Collection entries
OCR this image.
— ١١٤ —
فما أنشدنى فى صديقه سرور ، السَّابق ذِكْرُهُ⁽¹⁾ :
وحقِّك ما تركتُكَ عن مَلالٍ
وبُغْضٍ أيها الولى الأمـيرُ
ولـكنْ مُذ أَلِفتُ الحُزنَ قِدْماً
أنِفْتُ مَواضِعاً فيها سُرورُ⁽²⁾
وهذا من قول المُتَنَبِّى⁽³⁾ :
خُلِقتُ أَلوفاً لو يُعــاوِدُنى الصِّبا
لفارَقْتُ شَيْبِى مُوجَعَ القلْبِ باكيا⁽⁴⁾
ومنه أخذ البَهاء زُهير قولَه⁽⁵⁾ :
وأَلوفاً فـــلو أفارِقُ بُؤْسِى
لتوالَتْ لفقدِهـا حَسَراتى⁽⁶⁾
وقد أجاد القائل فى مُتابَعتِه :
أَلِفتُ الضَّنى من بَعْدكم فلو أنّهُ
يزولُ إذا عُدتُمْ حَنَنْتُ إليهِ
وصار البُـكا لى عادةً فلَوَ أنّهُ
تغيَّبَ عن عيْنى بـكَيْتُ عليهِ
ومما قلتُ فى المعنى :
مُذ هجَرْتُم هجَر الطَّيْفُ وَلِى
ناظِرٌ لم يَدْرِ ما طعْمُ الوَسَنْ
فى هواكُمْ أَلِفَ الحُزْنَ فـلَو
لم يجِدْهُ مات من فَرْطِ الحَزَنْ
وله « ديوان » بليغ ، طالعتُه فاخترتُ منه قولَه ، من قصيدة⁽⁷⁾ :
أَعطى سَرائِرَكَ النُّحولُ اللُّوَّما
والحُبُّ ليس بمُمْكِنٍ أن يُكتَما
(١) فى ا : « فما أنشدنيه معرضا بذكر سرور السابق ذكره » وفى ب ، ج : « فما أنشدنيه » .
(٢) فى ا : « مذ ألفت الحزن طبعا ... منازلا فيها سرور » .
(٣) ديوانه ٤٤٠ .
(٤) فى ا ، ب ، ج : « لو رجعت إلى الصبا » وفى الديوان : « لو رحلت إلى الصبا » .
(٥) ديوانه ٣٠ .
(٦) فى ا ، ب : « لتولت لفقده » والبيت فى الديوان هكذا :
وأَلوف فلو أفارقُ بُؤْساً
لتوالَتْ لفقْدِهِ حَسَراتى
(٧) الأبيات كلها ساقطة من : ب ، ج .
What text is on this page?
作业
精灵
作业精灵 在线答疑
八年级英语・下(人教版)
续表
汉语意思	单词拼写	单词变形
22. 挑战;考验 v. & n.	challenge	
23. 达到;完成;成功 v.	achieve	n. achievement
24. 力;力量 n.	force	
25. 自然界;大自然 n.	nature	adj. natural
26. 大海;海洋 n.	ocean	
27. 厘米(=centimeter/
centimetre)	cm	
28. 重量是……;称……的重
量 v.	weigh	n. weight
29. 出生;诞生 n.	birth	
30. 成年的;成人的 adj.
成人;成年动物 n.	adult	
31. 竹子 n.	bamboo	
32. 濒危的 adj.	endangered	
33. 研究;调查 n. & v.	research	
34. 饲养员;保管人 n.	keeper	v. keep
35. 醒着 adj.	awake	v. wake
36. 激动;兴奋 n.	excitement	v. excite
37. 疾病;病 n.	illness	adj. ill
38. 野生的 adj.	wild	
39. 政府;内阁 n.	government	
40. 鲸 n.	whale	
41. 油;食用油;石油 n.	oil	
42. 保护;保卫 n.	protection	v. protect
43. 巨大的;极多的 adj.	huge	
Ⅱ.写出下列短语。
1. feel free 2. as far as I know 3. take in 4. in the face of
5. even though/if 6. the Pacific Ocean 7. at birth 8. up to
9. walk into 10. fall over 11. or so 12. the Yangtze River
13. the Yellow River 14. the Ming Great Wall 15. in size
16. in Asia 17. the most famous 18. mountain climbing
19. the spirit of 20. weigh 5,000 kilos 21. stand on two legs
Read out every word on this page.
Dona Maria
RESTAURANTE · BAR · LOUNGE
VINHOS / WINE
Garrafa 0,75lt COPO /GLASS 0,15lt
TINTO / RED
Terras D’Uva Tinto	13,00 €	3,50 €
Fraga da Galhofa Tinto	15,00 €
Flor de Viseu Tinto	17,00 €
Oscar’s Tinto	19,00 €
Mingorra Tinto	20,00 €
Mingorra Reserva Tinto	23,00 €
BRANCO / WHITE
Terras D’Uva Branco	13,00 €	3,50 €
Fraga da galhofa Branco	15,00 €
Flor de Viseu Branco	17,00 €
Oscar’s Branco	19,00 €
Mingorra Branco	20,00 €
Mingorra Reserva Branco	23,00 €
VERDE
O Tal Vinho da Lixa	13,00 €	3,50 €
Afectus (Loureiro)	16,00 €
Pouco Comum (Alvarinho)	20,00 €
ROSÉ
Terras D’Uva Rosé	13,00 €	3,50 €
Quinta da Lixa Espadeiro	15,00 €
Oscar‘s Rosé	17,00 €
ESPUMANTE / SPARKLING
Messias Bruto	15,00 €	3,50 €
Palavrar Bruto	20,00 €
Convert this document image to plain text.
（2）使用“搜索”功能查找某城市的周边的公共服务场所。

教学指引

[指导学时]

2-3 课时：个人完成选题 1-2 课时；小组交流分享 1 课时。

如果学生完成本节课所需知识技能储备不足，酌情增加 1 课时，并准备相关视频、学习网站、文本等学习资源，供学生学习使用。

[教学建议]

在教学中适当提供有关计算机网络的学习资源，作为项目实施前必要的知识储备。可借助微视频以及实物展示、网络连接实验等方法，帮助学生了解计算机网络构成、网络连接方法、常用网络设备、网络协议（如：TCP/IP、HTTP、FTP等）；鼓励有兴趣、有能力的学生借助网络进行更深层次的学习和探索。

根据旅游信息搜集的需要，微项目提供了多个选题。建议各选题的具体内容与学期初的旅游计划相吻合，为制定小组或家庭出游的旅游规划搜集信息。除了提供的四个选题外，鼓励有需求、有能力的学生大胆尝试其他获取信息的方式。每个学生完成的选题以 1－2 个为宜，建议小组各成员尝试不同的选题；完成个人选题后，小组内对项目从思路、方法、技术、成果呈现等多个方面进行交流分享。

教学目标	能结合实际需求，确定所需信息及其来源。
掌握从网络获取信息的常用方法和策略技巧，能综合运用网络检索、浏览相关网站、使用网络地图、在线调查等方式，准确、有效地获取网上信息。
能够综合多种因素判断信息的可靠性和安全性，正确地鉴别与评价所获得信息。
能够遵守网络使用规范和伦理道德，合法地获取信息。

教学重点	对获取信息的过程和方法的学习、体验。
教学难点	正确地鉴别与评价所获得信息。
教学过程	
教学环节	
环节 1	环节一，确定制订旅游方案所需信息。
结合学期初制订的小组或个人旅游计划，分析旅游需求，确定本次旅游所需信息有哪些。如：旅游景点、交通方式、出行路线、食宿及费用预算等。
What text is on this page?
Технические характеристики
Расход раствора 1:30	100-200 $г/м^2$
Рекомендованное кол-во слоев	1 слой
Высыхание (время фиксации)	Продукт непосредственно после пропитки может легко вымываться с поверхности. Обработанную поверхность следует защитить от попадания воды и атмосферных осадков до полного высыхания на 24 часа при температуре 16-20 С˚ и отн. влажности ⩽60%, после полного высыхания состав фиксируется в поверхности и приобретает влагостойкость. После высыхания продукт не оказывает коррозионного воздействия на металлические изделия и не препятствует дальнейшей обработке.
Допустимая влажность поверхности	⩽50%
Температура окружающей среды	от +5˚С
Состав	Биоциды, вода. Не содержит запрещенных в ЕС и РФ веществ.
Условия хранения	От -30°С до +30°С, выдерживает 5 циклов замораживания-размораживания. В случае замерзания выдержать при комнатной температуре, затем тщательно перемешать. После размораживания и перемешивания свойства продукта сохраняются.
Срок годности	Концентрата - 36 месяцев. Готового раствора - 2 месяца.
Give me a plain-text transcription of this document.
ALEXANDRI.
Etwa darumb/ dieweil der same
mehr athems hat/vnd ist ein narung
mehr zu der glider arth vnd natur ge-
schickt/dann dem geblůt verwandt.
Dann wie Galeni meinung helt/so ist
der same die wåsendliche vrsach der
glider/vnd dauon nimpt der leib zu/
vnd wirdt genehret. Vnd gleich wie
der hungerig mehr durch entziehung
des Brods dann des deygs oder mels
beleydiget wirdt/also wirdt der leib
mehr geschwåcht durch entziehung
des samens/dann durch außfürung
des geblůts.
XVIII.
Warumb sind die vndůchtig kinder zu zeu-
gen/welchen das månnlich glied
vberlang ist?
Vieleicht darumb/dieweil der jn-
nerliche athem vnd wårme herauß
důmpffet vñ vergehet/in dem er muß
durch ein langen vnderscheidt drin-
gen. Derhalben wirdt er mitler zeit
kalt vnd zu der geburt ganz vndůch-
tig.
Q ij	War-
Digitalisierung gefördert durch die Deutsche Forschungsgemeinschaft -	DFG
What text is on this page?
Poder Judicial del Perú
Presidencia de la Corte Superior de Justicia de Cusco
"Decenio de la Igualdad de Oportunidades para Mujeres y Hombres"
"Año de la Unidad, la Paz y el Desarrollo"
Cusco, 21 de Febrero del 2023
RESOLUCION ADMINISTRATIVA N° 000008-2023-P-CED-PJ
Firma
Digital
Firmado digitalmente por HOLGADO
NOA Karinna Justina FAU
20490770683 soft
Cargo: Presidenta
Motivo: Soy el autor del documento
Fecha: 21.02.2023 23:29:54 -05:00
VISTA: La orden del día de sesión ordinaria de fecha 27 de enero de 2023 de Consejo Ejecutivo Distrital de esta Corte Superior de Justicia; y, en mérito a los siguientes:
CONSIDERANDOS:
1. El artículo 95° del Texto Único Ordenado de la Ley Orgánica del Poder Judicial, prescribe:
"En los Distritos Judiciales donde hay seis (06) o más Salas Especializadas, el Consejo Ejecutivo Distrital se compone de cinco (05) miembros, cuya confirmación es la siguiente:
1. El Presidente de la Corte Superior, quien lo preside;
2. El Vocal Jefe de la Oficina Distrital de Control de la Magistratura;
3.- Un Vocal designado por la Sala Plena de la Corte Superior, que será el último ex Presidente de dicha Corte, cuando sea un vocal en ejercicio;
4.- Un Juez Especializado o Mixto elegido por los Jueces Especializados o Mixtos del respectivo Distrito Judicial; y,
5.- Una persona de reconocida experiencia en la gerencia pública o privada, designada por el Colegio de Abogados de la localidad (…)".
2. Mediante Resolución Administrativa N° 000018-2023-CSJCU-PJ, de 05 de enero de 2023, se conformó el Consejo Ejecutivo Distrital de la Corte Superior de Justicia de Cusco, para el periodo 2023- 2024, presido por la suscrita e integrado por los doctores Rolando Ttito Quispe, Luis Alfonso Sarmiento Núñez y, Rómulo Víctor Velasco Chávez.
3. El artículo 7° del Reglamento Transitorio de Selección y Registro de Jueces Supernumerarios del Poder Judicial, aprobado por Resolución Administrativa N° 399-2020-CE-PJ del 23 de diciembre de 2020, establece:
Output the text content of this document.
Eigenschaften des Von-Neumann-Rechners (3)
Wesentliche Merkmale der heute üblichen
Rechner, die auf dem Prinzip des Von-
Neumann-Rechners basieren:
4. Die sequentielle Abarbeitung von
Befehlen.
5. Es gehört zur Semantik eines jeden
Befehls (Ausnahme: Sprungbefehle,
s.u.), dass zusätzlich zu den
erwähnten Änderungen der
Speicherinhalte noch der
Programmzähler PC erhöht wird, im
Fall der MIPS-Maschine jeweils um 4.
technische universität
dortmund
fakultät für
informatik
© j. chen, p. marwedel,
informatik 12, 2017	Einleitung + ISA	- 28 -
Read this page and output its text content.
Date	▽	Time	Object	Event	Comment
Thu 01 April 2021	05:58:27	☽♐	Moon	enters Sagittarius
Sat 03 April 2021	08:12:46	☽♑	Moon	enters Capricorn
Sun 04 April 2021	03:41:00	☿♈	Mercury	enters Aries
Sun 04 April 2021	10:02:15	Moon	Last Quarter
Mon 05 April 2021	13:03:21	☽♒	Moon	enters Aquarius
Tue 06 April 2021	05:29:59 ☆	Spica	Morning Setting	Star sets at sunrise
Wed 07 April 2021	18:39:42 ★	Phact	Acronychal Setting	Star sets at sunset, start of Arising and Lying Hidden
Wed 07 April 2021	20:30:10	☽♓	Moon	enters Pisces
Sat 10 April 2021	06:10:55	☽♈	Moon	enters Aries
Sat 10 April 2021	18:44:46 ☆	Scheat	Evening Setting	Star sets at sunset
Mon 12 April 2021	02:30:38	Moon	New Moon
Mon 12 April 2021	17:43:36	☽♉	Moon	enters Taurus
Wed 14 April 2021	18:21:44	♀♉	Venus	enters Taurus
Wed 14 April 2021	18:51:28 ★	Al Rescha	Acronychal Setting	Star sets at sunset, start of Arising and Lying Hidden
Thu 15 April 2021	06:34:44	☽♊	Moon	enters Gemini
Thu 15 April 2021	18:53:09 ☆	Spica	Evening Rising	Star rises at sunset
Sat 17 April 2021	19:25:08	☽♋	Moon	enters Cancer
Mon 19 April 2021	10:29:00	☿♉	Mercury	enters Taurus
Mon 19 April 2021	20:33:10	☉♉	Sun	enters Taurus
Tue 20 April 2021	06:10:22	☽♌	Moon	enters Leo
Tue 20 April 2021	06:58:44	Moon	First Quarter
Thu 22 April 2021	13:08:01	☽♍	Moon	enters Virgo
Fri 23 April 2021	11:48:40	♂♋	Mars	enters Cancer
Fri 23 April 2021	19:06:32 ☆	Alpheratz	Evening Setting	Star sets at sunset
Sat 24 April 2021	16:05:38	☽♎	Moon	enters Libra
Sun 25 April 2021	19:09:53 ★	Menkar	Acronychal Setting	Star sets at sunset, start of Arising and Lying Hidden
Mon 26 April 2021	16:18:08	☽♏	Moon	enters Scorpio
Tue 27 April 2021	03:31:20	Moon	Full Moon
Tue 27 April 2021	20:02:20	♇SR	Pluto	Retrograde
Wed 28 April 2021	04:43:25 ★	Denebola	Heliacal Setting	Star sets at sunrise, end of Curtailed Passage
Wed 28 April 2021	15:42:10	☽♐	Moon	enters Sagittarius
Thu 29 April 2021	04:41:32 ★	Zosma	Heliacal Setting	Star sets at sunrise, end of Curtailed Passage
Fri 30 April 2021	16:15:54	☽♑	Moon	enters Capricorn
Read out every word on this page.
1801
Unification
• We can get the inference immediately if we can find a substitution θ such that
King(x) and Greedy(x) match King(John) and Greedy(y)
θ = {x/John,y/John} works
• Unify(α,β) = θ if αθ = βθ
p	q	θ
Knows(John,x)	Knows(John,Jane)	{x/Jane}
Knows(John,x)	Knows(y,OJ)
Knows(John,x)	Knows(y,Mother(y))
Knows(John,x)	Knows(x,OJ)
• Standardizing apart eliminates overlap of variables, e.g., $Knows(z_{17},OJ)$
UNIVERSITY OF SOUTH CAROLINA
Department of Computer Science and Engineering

_INSTRUCTIONS FOR THE TASK_
Each line holding the word "Jueces" counts once; report the total and nothing else.

_TASK OUTPUT_
2